Job: Write out every line of the material exactly as it appears.

Lines of data
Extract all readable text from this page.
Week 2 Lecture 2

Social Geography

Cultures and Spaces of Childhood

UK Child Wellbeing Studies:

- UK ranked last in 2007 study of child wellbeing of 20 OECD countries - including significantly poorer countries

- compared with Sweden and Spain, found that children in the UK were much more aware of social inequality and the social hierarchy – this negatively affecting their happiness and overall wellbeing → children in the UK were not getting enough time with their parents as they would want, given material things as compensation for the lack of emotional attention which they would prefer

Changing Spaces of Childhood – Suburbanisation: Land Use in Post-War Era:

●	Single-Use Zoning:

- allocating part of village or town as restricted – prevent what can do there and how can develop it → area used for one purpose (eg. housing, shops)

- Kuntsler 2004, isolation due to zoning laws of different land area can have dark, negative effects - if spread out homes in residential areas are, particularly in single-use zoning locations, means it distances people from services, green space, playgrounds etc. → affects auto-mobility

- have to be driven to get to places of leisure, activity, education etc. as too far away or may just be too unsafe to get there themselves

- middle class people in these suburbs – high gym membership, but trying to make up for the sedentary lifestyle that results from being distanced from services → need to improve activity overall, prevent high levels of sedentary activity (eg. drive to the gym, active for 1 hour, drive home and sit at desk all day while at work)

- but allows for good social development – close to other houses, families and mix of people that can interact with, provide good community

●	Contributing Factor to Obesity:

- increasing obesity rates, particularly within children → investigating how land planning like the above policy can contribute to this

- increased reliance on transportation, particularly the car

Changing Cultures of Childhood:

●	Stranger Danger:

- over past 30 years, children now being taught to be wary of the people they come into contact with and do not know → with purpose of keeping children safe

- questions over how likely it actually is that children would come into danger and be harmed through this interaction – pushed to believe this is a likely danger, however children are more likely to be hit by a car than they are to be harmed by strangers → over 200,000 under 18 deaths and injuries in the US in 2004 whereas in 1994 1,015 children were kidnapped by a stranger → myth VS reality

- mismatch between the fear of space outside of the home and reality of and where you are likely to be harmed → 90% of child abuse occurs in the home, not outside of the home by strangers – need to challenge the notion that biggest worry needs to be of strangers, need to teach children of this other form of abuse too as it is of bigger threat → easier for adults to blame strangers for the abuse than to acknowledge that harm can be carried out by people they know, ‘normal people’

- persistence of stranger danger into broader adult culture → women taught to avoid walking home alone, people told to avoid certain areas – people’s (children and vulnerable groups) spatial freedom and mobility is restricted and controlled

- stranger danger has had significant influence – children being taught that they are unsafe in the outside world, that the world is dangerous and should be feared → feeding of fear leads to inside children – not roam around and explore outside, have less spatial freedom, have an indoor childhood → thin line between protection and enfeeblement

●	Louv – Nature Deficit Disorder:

Answer in full:
Extract all readable text from this page.
Week 2 Lecture 2

Social Geography

Cultures and Spaces of Childhood

UK Child Wellbeing Studies:

- UK ranked last in 2007 study of child wellbeing of 20 OECD countries - including significantly poorer countries

- compared with Sweden and Spain, found that children in the UK were much more aware of social inequality and the social hierarchy – this negatively affecting their happiness and overall wellbeing → children in the UK were not getting enough time with their parents as they would want, given material things as compensation for the lack of emotional attention which they would prefer

Changing Spaces of Childhood – Suburbanisation: Land Use in Post-War Era:

●	Single-Use Zoning:

- allocating part of village or town as restricted – prevent what can do there and how can develop it → area used for one purpose (eg. housing, shops)

- Kuntsler 2004, isolation due to zoning laws of different land area can have dark, negative effects - if spread out homes in residential areas are, particularly in single-use zoning locations, means it distances people from services, green space, playgrounds etc. → affects auto-mobility

- have to be driven to get to places of leisure, activity, education etc. as too far away or may just be too unsafe to get there themselves

- middle class people in these suburbs – high gym membership, but trying to make up for the sedentary lifestyle that results from being distanced from services → need to improve activity overall, prevent high levels of sedentary activity (eg. drive to the gym, active for 1 hour, drive home and sit at desk all day while at work)

- but allows for good social development – close to other houses, families and mix of people that can interact with, provide good community

●	Contributing Factor to Obesity:

- increasing obesity rates, particularly within children → investigating how land planning like the above policy can contribute to this

- increased reliance on transportation, particularly the car

Changing Cultures of Childhood:

●	Stranger Danger:

- over past 30 years, children now being taught to be wary of the people they come into contact with and do not know → with purpose of keeping children safe

- questions over how likely it actually is that children would come into danger and be harmed through this interaction – pushed to believe this is a likely danger, however children are more likely to be hit by a car than they are to be harmed by strangers → over 200,000 under 18 deaths and injuries in the US in 2004 whereas in 1994 1,015 children were kidnapped by a stranger → myth VS reality

- mismatch between the fear of space outside of the home and reality of and where you are likely to be harmed → 90% of child abuse occurs in the home, not outside of the home by strangers – need to challenge the notion that biggest worry needs to be of strangers, need to teach children of this other form of abuse too as it is of bigger threat → easier for adults to blame strangers for the abuse than to acknowledge that harm can be carried out by people they know, ‘normal people’

- persistence of stranger danger into broader adult culture → women taught to avoid walking home alone, people told to avoid certain areas – people’s (children and vulnerable groups) spatial freedom and mobility is restricted and controlled

- stranger danger has had significant influence – children being taught that they are unsafe in the outside world, that the world is dangerous and should be feared → feeding of fear leads to inside children – not roam around and explore outside, have less spatial freedom, have an indoor childhood → thin line between protection and enfeeblement

●	Louv – Nature Deficit Disorder:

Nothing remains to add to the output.